[Given records]
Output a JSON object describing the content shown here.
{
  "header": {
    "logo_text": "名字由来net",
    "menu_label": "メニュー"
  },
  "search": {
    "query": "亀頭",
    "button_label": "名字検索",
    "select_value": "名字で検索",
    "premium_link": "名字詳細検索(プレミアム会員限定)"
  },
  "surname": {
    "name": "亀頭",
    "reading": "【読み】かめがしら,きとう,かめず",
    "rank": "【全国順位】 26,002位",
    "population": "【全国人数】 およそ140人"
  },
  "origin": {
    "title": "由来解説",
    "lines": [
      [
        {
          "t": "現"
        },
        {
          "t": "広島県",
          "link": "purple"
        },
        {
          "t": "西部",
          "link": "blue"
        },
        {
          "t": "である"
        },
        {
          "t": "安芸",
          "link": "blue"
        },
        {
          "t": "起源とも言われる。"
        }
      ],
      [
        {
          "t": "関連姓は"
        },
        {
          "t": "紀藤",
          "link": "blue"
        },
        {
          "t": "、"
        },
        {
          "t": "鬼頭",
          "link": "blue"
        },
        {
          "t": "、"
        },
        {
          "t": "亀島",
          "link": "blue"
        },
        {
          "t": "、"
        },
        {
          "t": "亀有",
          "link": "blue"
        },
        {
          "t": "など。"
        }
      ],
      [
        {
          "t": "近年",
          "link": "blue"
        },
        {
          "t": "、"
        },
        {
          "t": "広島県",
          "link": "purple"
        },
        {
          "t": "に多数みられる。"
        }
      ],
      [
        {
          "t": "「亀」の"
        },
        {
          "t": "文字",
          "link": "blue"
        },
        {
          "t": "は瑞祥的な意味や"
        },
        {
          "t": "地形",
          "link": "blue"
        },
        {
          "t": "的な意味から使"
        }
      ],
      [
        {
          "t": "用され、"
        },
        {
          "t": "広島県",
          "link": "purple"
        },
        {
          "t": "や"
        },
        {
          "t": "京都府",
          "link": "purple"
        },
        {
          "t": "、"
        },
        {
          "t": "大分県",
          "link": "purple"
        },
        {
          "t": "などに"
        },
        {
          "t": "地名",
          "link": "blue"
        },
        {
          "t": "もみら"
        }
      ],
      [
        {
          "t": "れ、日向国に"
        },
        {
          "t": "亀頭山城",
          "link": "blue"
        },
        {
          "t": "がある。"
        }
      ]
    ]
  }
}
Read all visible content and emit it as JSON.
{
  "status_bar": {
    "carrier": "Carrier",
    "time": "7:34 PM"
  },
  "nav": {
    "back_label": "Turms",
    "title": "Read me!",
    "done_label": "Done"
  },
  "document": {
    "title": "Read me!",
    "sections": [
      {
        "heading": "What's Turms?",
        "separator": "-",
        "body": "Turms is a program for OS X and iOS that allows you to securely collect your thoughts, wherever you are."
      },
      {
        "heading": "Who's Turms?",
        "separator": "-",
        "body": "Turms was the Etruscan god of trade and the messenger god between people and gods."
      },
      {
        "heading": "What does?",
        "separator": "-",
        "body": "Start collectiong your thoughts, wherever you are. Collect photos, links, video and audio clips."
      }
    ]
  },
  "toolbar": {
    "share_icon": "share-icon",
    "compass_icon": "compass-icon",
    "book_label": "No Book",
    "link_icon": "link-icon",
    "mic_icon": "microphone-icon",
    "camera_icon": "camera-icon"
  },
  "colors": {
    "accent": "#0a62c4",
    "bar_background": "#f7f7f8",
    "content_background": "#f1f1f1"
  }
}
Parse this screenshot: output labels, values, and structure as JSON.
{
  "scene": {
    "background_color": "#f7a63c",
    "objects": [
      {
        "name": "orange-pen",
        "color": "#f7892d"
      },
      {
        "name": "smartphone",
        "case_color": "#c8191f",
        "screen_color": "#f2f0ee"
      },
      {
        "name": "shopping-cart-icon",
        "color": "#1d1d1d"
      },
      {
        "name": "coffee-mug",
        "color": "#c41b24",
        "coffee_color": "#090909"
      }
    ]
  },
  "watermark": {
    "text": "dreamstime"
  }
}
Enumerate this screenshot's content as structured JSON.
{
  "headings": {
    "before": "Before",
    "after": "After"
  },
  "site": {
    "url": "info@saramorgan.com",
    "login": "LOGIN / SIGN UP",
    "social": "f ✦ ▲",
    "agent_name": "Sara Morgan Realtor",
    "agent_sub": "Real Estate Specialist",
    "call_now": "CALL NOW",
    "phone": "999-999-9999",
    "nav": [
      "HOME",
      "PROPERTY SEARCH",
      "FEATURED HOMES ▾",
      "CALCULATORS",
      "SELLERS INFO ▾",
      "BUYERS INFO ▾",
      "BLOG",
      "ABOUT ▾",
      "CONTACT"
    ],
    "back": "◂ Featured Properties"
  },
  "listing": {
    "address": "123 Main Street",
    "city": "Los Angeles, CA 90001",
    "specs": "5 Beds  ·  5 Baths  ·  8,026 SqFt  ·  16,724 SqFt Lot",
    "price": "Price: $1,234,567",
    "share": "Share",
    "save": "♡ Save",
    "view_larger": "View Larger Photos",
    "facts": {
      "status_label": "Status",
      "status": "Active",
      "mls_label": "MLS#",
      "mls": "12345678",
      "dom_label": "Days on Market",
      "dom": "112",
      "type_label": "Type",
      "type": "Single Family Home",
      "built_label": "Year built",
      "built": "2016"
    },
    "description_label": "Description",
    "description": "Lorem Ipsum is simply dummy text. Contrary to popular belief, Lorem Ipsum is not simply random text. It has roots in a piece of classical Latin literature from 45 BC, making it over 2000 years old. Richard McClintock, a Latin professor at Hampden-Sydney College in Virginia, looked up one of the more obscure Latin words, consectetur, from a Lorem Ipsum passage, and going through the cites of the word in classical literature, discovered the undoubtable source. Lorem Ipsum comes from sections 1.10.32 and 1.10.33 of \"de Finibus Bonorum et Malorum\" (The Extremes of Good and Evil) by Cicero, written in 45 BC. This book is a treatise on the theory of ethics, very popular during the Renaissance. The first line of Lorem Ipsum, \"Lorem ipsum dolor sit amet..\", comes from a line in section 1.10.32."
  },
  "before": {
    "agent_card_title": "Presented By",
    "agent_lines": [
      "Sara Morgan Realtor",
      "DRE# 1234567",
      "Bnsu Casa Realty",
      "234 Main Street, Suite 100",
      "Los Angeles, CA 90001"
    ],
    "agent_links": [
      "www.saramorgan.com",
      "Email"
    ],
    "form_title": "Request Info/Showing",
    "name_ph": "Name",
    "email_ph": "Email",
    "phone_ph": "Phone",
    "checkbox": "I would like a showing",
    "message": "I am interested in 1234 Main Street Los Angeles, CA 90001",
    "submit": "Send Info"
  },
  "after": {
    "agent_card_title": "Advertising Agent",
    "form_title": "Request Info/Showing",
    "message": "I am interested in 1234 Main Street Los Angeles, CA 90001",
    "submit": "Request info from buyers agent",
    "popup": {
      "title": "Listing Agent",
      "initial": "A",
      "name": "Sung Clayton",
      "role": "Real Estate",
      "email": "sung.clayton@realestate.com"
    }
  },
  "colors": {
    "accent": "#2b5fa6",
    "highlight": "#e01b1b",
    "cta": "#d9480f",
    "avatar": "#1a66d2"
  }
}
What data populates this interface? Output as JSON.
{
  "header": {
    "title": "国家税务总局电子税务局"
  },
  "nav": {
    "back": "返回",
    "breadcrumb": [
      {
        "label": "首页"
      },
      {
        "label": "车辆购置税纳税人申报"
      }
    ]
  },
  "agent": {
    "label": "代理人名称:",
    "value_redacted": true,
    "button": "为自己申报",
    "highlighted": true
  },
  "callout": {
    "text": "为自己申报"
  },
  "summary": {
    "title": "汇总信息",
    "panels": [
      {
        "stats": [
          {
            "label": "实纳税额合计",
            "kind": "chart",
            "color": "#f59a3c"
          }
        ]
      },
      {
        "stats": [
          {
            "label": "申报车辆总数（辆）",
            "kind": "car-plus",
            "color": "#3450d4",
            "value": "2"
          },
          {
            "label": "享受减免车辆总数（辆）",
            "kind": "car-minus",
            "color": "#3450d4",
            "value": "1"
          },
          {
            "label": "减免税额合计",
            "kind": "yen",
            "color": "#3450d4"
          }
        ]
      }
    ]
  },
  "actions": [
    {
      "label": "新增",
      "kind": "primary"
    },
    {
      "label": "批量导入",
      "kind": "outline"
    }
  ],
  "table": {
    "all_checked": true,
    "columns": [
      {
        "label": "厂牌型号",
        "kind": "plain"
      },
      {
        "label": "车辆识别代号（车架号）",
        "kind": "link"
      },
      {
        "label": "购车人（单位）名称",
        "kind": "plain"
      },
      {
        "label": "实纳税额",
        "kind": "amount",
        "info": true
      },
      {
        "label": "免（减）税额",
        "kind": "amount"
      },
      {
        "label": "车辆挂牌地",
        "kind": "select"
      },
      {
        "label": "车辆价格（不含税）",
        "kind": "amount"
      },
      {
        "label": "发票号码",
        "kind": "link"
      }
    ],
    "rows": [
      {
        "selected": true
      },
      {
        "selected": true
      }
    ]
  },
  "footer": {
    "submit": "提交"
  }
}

[Task requirements] From the entries above, return each line with the word "thoughts" in it.

[Answer below]
        "body": "Turms is a program for OS X and iOS that allows you to securely collect your thoughts, wherever you are."
        "body": "Start collectiong your thoughts, wherever you are. Collect photos, links, video and audio clips."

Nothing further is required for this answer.